Dataset items
◆ ◆ ◆ ◆
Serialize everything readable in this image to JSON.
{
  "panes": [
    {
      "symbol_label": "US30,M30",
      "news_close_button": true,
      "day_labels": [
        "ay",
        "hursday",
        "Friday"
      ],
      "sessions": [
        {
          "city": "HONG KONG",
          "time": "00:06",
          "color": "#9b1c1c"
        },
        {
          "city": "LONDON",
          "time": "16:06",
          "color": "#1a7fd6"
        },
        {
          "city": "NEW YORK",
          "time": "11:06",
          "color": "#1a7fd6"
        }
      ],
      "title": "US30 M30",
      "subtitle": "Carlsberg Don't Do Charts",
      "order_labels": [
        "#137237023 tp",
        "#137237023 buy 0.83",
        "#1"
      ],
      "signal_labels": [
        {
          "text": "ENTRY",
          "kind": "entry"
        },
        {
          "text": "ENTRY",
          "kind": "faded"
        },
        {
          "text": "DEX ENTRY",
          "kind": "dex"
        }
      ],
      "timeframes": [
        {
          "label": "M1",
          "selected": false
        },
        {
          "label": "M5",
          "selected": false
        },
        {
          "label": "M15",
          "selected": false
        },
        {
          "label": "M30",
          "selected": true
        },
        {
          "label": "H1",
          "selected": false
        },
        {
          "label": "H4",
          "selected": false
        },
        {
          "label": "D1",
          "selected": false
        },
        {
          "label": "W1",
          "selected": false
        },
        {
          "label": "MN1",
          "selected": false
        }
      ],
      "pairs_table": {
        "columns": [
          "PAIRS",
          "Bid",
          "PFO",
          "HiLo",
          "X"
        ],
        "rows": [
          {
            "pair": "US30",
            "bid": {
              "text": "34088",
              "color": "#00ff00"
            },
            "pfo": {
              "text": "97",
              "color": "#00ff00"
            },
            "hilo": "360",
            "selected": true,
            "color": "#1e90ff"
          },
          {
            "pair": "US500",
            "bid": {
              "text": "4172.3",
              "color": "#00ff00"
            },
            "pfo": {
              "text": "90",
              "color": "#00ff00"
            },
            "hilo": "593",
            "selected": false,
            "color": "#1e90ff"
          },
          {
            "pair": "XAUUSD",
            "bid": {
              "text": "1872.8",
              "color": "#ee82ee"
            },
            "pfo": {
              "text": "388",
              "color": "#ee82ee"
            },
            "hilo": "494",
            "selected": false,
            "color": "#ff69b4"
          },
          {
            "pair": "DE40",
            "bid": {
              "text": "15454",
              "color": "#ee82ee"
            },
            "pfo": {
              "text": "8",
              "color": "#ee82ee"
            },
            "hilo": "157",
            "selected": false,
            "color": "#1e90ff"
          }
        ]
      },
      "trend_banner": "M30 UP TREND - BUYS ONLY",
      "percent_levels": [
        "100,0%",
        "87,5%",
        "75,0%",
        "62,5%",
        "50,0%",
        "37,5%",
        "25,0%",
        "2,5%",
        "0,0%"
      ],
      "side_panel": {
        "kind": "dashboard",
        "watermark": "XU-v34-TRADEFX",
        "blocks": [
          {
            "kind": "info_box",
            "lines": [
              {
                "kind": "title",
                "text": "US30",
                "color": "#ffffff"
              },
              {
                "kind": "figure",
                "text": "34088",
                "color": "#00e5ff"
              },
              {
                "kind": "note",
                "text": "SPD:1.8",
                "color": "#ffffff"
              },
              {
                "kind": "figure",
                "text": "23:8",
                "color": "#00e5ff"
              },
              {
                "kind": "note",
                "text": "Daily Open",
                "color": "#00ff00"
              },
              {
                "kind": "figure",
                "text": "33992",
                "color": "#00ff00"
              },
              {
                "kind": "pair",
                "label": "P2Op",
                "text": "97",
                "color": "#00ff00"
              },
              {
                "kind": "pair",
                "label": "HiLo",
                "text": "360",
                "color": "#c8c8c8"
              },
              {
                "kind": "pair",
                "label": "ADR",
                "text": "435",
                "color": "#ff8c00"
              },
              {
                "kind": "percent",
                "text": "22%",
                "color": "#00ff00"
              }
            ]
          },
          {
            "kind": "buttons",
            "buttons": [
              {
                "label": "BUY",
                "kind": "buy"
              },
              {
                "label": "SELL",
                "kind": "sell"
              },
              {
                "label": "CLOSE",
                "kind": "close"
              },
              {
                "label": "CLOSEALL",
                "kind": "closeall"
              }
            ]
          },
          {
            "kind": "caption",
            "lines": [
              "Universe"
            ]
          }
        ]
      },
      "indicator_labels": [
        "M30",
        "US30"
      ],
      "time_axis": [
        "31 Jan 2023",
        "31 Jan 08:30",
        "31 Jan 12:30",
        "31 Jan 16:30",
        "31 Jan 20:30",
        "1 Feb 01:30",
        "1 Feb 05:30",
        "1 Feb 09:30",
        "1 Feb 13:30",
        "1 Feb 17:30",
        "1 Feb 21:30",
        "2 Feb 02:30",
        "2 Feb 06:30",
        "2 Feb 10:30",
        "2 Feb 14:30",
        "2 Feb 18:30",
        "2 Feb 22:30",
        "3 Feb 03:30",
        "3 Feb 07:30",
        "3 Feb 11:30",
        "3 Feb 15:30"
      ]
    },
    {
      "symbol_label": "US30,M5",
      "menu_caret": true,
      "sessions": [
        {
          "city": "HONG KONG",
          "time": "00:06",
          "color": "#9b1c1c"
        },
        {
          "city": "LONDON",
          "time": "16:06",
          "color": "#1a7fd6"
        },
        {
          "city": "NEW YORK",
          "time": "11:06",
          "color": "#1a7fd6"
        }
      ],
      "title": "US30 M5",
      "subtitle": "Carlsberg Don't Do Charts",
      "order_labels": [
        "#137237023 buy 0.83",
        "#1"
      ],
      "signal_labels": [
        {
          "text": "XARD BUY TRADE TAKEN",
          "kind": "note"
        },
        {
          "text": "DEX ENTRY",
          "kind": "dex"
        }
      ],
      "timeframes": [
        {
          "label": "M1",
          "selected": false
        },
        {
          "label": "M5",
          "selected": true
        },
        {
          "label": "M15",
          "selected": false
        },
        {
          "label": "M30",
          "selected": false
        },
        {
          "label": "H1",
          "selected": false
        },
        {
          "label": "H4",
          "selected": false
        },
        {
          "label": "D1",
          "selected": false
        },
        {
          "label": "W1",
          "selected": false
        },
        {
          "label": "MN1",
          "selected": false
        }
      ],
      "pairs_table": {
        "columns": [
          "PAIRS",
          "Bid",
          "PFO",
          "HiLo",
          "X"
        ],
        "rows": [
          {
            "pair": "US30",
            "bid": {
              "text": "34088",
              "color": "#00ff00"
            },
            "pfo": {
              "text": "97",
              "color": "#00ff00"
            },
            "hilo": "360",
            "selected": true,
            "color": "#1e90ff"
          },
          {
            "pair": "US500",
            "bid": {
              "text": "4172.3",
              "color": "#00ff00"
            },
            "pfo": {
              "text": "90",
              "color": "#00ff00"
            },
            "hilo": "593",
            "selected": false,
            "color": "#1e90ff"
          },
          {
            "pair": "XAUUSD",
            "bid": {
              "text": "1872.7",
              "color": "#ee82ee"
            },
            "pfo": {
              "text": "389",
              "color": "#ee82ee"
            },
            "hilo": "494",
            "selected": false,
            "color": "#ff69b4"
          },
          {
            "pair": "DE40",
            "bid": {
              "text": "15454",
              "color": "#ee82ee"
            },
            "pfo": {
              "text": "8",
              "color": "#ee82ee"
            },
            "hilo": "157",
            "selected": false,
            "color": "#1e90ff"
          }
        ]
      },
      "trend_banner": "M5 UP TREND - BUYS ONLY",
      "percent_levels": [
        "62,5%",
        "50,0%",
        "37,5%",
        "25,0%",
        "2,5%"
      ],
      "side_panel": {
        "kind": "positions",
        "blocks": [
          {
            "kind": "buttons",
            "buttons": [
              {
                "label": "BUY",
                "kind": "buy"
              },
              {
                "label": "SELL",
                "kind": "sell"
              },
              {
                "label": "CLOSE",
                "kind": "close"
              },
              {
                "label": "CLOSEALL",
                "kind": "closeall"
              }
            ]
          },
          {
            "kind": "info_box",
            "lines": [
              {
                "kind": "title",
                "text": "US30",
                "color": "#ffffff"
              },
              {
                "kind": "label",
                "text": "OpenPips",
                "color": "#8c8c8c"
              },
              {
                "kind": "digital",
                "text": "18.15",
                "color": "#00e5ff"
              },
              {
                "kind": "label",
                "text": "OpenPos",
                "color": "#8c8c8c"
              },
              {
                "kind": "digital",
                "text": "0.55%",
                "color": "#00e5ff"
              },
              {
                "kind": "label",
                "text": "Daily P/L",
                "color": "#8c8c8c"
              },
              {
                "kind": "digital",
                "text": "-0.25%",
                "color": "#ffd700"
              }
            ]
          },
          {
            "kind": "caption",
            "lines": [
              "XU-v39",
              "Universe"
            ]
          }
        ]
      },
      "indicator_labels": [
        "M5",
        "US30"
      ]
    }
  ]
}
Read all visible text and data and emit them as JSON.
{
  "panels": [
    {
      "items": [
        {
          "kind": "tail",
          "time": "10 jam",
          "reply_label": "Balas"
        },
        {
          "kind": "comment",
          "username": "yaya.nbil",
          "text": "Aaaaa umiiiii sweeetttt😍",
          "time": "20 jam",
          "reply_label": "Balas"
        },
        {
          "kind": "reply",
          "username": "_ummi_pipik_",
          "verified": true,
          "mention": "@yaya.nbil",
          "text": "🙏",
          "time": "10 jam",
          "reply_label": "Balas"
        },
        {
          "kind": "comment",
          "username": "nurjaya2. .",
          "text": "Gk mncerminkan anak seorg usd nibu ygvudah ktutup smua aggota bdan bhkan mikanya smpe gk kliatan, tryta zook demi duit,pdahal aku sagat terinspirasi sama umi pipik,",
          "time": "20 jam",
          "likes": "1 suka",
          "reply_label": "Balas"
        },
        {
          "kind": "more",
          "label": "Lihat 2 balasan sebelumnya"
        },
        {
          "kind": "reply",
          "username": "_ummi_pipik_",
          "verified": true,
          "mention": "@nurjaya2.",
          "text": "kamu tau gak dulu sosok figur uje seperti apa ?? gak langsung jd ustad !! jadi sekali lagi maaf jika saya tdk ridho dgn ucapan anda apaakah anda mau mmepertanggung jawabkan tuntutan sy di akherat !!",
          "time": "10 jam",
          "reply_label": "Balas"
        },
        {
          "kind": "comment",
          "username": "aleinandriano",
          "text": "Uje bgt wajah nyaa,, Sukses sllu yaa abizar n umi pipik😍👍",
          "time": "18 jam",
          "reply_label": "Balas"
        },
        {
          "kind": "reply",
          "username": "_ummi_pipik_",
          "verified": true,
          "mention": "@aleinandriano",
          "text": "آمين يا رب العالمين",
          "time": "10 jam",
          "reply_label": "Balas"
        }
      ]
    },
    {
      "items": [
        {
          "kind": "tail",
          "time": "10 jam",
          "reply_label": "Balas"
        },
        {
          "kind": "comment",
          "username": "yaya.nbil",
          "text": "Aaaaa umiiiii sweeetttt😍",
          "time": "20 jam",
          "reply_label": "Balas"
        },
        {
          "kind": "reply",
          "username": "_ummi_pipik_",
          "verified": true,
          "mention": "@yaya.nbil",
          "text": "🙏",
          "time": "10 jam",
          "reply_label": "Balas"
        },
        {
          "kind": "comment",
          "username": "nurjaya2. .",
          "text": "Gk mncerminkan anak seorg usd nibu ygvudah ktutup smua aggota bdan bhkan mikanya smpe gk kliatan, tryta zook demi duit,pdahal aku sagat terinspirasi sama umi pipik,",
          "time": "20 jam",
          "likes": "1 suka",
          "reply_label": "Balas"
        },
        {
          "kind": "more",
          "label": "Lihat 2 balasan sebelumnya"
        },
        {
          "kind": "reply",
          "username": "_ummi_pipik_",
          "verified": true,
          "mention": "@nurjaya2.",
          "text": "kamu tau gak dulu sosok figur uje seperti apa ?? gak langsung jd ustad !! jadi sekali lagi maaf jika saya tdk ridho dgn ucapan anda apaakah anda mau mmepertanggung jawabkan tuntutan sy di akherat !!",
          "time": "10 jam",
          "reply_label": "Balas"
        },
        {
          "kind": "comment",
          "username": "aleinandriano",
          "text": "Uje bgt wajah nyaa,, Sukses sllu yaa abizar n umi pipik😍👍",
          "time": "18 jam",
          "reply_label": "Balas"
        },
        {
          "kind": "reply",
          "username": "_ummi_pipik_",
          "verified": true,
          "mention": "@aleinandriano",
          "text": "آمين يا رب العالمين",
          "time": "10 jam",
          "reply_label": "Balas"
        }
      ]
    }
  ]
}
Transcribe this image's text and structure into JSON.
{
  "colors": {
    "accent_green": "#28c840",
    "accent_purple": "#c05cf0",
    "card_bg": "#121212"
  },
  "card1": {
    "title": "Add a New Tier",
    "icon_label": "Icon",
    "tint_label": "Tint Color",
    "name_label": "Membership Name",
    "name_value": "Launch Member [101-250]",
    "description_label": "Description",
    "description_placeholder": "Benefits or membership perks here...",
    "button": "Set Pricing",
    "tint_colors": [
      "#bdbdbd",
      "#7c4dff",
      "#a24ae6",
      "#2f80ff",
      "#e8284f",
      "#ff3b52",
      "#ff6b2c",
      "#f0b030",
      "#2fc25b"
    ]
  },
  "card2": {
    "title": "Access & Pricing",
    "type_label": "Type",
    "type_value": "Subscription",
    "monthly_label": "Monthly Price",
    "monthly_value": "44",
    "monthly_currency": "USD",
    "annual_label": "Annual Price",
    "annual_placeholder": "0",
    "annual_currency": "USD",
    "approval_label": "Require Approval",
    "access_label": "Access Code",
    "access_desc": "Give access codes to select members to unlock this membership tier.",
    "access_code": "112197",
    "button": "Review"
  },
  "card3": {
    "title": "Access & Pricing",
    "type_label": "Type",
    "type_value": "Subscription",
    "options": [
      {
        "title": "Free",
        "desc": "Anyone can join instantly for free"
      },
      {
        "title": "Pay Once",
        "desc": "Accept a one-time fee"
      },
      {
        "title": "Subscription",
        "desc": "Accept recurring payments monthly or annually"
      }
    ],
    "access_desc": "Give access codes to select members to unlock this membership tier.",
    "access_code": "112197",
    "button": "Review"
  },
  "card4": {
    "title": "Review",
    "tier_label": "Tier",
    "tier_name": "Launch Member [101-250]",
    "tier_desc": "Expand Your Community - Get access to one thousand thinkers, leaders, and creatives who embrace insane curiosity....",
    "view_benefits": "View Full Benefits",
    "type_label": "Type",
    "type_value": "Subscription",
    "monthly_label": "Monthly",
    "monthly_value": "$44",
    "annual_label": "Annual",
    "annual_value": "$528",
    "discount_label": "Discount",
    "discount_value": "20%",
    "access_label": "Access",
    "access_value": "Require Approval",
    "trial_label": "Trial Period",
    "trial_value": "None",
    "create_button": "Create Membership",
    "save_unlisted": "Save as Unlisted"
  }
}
◆ ◆ ◆ ◆
**WHAT THE TASK REQUIRES:**
Find the word "this" in the entries, and copy every line it shows up in.

**SOLUTION:**
Serialize everything readable in this image to JSON.
Transcribe this image's text and structure into JSON.
    "access_desc": "Give access codes to select members to unlock this membership tier.",
    "access_desc": "Give access codes to select members to unlock this membership tier.",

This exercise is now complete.